§ **Directive**
Your task is to quote the material that follows, in full and exactly.

[Data provided start]

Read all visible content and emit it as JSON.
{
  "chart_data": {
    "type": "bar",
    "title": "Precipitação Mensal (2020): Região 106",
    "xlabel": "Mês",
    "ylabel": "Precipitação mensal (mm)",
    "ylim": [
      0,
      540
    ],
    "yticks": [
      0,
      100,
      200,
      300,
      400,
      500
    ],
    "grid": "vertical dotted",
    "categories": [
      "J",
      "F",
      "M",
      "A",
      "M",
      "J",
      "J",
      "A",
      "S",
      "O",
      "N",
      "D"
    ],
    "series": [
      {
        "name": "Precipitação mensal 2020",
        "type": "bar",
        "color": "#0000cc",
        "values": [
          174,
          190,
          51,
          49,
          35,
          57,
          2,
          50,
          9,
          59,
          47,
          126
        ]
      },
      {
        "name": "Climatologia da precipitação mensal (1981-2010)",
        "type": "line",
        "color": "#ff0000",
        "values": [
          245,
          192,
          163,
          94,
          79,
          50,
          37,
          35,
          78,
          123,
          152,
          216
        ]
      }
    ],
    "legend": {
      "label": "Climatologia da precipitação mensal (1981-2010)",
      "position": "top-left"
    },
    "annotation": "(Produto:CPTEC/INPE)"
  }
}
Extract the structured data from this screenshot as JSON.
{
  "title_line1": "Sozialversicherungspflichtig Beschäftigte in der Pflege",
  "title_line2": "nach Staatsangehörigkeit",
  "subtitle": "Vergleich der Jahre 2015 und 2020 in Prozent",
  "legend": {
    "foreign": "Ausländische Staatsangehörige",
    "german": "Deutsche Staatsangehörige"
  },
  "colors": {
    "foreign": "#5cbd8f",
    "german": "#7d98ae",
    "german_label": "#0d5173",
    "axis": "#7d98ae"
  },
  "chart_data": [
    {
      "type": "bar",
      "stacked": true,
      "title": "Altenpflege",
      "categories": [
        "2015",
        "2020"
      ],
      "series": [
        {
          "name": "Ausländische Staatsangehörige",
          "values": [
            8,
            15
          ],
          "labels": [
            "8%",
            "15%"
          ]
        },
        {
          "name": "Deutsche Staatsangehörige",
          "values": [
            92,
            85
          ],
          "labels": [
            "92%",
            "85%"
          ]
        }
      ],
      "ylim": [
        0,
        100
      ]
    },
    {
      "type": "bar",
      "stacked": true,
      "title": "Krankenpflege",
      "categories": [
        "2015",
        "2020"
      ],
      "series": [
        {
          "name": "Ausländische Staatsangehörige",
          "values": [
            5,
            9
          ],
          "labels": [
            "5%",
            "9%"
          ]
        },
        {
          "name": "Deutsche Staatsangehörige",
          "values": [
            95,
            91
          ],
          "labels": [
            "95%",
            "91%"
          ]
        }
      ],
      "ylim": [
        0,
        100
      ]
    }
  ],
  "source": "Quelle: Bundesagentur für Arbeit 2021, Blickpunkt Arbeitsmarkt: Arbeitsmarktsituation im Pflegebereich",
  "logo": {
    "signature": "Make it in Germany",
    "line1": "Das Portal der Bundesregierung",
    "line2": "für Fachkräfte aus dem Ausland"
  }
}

[Data provided end]

§ **Exercise output**
Read all visible content and emit it as JSON.
{
  "chart_data": {
    "type": "bar",
    "title": "Precipitação Mensal (2020): Região 106",
    "xlabel": "Mês",
    "ylabel": "Precipitação mensal (mm)",
    "ylim": [
      0,
      540
    ],
    "yticks": [
      0,
      100,
      200,
      300,
      400,
      500
    ],
    "grid": "vertical dotted",
    "categories": [
      "J",
      "F",
      "M",
      "A",
      "M",
      "J",
      "J",
      "A",
      "S",
      "O",
      "N",
      "D"
    ],
    "series": [
      {
        "name": "Precipitação mensal 2020",
        "type": "bar",
        "color": "#0000cc",
        "values": [
          174,
          190,
          51,
          49,
          35,
          57,
          2,
          50,
          9,
          59,
          47,
          126
        ]
      },
      {
        "name": "Climatologia da precipitação mensal (1981-2010)",
        "type": "line",
        "color": "#ff0000",
        "values": [
          245,
          192,
          163,
          94,
          79,
          50,
          37,
          35,
          78,
          123,
          152,
          216
        ]
      }
    ],
    "legend": {
      "label": "Climatologia da precipitação mensal (1981-2010)",
      "position": "top-left"
    },
    "annotation": "(Produto:CPTEC/INPE)"
  }
}
Extract the structured data from this screenshot as JSON.
{
  "title_line1": "Sozialversicherungspflichtig Beschäftigte in der Pflege",
  "title_line2": "nach Staatsangehörigkeit",
  "subtitle": "Vergleich der Jahre 2015 und 2020 in Prozent",
  "legend": {
    "foreign": "Ausländische Staatsangehörige",
    "german": "Deutsche Staatsangehörige"
  },
  "colors": {
    "foreign": "#5cbd8f",
    "german": "#7d98ae",
    "german_label": "#0d5173",
    "axis": "#7d98ae"
  },
  "chart_data": [
    {
      "type": "bar",
      "stacked": true,
      "title": "Altenpflege",
      "categories": [
        "2015",
        "2020"
      ],
      "series": [
        {
          "name": "Ausländische Staatsangehörige",
          "values": [
            8,
            15
          ],
          "labels": [
            "8%",
            "15%"
          ]
        },
        {
          "name": "Deutsche Staatsangehörige",
          "values": [
            92,
            85
          ],
          "labels": [
            "92%",
            "85%"
          ]
        }
      ],
      "ylim": [
        0,
        100
      ]
    },
    {
      "type": "bar",
      "stacked": true,
      "title": "Krankenpflege",
      "categories": [
        "2015",
        "2020"
      ],
      "series": [
        {
          "name": "Ausländische Staatsangehörige",
          "values": [
            5,
            9
          ],
          "labels": [
            "5%",
            "9%"
          ]
        },
        {
          "name": "Deutsche Staatsangehörige",
          "values": [
            95,
            91
          ],
          "labels": [
            "95%",
            "91%"
          ]
        }
      ],
      "ylim": [
        0,
        100
      ]
    }
  ],
  "source": "Quelle: Bundesagentur für Arbeit 2021, Blickpunkt Arbeitsmarkt: Arbeitsmarktsituation im Pflegebereich",
  "logo": {
    "signature": "Make it in Germany",
    "line1": "Das Portal der Bundesregierung",
    "line2": "für Fachkräfte aus dem Ausland"
  }
}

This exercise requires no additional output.